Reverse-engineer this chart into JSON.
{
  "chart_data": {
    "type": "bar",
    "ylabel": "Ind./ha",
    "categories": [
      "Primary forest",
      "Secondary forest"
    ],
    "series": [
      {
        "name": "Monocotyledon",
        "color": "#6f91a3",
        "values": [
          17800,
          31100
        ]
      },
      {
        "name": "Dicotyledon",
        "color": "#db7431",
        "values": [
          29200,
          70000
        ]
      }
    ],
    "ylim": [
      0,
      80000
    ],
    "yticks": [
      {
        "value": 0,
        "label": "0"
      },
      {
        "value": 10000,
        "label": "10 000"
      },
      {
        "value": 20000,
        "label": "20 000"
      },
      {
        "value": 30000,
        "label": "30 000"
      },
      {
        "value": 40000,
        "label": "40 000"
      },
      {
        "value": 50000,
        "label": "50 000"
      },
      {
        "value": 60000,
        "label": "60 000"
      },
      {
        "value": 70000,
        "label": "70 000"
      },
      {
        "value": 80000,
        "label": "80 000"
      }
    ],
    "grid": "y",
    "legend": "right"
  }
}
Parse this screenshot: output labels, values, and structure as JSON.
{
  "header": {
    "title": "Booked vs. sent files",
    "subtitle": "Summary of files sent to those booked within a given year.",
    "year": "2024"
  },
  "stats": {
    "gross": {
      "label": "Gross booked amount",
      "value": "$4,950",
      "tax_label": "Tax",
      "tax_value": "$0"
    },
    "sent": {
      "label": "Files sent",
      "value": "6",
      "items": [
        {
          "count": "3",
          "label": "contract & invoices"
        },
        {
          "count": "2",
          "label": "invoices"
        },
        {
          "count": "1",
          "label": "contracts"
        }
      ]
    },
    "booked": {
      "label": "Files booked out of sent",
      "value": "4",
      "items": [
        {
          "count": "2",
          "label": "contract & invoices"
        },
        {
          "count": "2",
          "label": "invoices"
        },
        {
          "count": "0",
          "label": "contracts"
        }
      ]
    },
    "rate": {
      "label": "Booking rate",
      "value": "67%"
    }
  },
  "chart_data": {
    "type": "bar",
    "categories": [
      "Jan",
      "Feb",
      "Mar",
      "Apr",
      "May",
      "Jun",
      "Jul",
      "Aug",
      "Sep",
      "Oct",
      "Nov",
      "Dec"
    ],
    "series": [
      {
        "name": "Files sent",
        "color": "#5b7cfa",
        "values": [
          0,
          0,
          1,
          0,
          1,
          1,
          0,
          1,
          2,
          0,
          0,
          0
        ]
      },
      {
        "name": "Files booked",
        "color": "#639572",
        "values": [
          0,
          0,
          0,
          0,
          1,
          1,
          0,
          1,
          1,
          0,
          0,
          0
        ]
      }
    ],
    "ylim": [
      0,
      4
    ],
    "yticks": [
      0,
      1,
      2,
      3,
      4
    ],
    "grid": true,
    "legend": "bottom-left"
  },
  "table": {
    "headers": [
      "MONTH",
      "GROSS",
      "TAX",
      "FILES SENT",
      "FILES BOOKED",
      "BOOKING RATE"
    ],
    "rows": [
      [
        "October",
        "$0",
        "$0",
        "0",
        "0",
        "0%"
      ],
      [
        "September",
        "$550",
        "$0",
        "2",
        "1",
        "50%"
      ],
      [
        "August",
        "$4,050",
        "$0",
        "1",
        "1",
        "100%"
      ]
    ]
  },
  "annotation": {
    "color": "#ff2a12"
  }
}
########
Problem
Work through the data and report how many of its lines hold the word "JSON", giving only the figure.

Task solution
2